Copy out all the entries word for word.

(Collection entries)

= = =

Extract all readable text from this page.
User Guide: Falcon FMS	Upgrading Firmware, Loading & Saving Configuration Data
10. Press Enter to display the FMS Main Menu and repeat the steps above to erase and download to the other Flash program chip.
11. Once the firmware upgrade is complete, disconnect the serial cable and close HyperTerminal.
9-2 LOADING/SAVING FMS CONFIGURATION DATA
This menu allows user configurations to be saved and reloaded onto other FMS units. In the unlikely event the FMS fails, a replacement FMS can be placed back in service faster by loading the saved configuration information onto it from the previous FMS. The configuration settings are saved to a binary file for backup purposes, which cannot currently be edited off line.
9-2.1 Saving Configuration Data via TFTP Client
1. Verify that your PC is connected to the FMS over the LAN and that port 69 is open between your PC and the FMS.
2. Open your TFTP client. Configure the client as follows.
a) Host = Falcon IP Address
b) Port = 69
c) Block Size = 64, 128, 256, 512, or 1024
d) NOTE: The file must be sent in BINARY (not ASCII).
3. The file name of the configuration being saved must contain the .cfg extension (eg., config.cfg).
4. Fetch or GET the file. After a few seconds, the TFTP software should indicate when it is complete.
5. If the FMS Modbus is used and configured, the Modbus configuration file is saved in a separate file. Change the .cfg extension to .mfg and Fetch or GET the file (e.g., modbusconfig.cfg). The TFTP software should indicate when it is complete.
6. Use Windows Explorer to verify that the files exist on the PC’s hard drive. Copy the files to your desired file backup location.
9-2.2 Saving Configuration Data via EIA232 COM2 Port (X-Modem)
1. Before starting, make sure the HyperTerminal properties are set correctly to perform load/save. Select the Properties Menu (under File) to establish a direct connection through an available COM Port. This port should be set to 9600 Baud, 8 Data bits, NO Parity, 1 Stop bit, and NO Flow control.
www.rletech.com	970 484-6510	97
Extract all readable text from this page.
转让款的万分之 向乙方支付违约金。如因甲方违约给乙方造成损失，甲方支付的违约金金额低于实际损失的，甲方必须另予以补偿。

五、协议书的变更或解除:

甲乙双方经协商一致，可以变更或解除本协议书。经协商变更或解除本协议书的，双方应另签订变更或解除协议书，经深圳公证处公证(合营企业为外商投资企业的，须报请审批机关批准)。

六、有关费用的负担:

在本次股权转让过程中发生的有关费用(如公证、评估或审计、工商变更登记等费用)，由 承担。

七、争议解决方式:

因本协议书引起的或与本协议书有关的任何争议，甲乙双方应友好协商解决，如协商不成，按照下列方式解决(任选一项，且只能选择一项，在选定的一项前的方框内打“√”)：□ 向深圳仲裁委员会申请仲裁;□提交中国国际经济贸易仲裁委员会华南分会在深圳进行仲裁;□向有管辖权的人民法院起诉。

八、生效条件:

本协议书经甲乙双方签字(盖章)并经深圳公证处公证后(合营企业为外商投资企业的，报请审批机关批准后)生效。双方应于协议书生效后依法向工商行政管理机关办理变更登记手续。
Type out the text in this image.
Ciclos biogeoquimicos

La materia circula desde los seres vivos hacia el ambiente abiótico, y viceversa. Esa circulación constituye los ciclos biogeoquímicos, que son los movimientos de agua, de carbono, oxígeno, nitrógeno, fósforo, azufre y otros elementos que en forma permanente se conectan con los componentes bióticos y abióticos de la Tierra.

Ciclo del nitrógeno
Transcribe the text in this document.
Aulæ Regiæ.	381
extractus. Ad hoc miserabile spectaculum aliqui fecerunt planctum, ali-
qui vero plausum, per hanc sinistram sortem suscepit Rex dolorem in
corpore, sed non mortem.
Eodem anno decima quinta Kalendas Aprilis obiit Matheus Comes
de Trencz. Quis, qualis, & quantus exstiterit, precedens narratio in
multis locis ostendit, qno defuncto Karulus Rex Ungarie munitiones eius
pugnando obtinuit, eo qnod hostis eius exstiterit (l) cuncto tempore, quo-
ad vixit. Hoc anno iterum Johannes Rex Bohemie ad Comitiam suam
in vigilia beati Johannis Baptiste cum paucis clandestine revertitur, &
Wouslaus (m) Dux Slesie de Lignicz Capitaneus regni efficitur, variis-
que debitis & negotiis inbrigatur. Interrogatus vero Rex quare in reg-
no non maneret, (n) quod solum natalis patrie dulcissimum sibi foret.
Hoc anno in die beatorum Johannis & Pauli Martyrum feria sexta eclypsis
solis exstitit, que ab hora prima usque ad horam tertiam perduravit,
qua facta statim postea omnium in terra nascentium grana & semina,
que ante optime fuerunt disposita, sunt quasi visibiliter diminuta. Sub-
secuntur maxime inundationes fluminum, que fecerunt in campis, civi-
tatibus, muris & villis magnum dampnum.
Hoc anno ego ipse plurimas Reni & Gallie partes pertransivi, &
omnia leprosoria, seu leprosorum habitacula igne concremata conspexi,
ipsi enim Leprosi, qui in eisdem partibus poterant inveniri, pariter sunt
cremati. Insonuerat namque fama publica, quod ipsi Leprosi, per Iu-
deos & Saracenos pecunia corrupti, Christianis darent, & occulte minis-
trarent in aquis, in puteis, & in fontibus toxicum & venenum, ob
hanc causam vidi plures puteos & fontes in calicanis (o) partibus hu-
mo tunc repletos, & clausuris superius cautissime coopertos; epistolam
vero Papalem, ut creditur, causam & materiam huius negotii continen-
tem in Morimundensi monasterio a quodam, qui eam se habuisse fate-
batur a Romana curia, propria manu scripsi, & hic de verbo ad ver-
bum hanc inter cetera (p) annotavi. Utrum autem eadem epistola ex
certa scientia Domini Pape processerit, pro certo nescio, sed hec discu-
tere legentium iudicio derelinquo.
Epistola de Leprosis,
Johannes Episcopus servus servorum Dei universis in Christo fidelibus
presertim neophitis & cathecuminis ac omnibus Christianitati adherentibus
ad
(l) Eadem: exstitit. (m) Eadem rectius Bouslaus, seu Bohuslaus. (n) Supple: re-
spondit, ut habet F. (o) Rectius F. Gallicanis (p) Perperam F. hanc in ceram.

= = =

Complete output
Extract all readable text from this page.
User Guide: Falcon FMS	Upgrading Firmware, Loading & Saving Configuration Data
10. Press Enter to display the FMS Main Menu and repeat the steps above to erase and download to the other Flash program chip.
11. Once the firmware upgrade is complete, disconnect the serial cable and close HyperTerminal.
9-2 LOADING/SAVING FMS CONFIGURATION DATA
This menu allows user configurations to be saved and reloaded onto other FMS units. In the unlikely event the FMS fails, a replacement FMS can be placed back in service faster by loading the saved configuration information onto it from the previous FMS. The configuration settings are saved to a binary file for backup purposes, which cannot currently be edited off line.
9-2.1 Saving Configuration Data via TFTP Client
1. Verify that your PC is connected to the FMS over the LAN and that port 69 is open between your PC and the FMS.
2. Open your TFTP client. Configure the client as follows.
a) Host = Falcon IP Address
b) Port = 69
c) Block Size = 64, 128, 256, 512, or 1024
d) NOTE: The file must be sent in BINARY (not ASCII).
3. The file name of the configuration being saved must contain the .cfg extension (eg., config.cfg).
4. Fetch or GET the file. After a few seconds, the TFTP software should indicate when it is complete.
5. If the FMS Modbus is used and configured, the Modbus configuration file is saved in a separate file. Change the .cfg extension to .mfg and Fetch or GET the file (e.g., modbusconfig.cfg). The TFTP software should indicate when it is complete.
6. Use Windows Explorer to verify that the files exist on the PC’s hard drive. Copy the files to your desired file backup location.
9-2.2 Saving Configuration Data via EIA232 COM2 Port (X-Modem)
1. Before starting, make sure the HyperTerminal properties are set correctly to perform load/save. Select the Properties Menu (under File) to establish a direct connection through an available COM Port. This port should be set to 9600 Baud, 8 Data bits, NO Parity, 1 Stop bit, and NO Flow control.
www.rletech.com	970 484-6510	97
Extract all readable text from this page.
转让款的万分之 向乙方支付违约金。如因甲方违约给乙方造成损失，甲方支付的违约金金额低于实际损失的，甲方必须另予以补偿。

五、协议书的变更或解除:

甲乙双方经协商一致，可以变更或解除本协议书。经协商变更或解除本协议书的，双方应另签订变更或解除协议书，经深圳公证处公证(合营企业为外商投资企业的，须报请审批机关批准)。

六、有关费用的负担:

在本次股权转让过程中发生的有关费用(如公证、评估或审计、工商变更登记等费用)，由 承担。

七、争议解决方式:

因本协议书引起的或与本协议书有关的任何争议，甲乙双方应友好协商解决，如协商不成，按照下列方式解决(任选一项，且只能选择一项，在选定的一项前的方框内打“√”)：□ 向深圳仲裁委员会申请仲裁;□提交中国国际经济贸易仲裁委员会华南分会在深圳进行仲裁;□向有管辖权的人民法院起诉。

八、生效条件:

本协议书经甲乙双方签字(盖章)并经深圳公证处公证后(合营企业为外商投资企业的，报请审批机关批准后)生效。双方应于协议书生效后依法向工商行政管理机关办理变更登记手续。
Type out the text in this image.
Ciclos biogeoquimicos

La materia circula desde los seres vivos hacia el ambiente abiótico, y viceversa. Esa circulación constituye los ciclos biogeoquímicos, que son los movimientos de agua, de carbono, oxígeno, nitrógeno, fósforo, azufre y otros elementos que en forma permanente se conectan con los componentes bióticos y abióticos de la Tierra.

Ciclo del nitrógeno
Transcribe the text in this document.
Aulæ Regiæ.	381
extractus. Ad hoc miserabile spectaculum aliqui fecerunt planctum, ali-
qui vero plausum, per hanc sinistram sortem suscepit Rex dolorem in
corpore, sed non mortem.
Eodem anno decima quinta Kalendas Aprilis obiit Matheus Comes
de Trencz. Quis, qualis, & quantus exstiterit, precedens narratio in
multis locis ostendit, qno defuncto Karulus Rex Ungarie munitiones eius
pugnando obtinuit, eo qnod hostis eius exstiterit (l) cuncto tempore, quo-
ad vixit. Hoc anno iterum Johannes Rex Bohemie ad Comitiam suam
in vigilia beati Johannis Baptiste cum paucis clandestine revertitur, &
Wouslaus (m) Dux Slesie de Lignicz Capitaneus regni efficitur, variis-
que debitis & negotiis inbrigatur. Interrogatus vero Rex quare in reg-
no non maneret, (n) quod solum natalis patrie dulcissimum sibi foret.
Hoc anno in die beatorum Johannis & Pauli Martyrum feria sexta eclypsis
solis exstitit, que ab hora prima usque ad horam tertiam perduravit,
qua facta statim postea omnium in terra nascentium grana & semina,
que ante optime fuerunt disposita, sunt quasi visibiliter diminuta. Sub-
secuntur maxime inundationes fluminum, que fecerunt in campis, civi-
tatibus, muris & villis magnum dampnum.
Hoc anno ego ipse plurimas Reni & Gallie partes pertransivi, &
omnia leprosoria, seu leprosorum habitacula igne concremata conspexi,
ipsi enim Leprosi, qui in eisdem partibus poterant inveniri, pariter sunt
cremati. Insonuerat namque fama publica, quod ipsi Leprosi, per Iu-
deos & Saracenos pecunia corrupti, Christianis darent, & occulte minis-
trarent in aquis, in puteis, & in fontibus toxicum & venenum, ob
hanc causam vidi plures puteos & fontes in calicanis (o) partibus hu-
mo tunc repletos, & clausuris superius cautissime coopertos; epistolam
vero Papalem, ut creditur, causam & materiam huius negotii continen-
tem in Morimundensi monasterio a quodam, qui eam se habuisse fate-
batur a Romana curia, propria manu scripsi, & hic de verbo ad ver-
bum hanc inter cetera (p) annotavi. Utrum autem eadem epistola ex
certa scientia Domini Pape processerit, pro certo nescio, sed hec discu-
tere legentium iudicio derelinquo.
Epistola de Leprosis,
Johannes Episcopus servus servorum Dei universis in Christo fidelibus
presertim neophitis & cathecuminis ac omnibus Christianitati adherentibus
ad
(l) Eadem: exstitit. (m) Eadem rectius Bouslaus, seu Bohuslaus. (n) Supple: re-
spondit, ut habet F. (o) Rectius F. Gallicanis (p) Perperam F. hanc in ceram.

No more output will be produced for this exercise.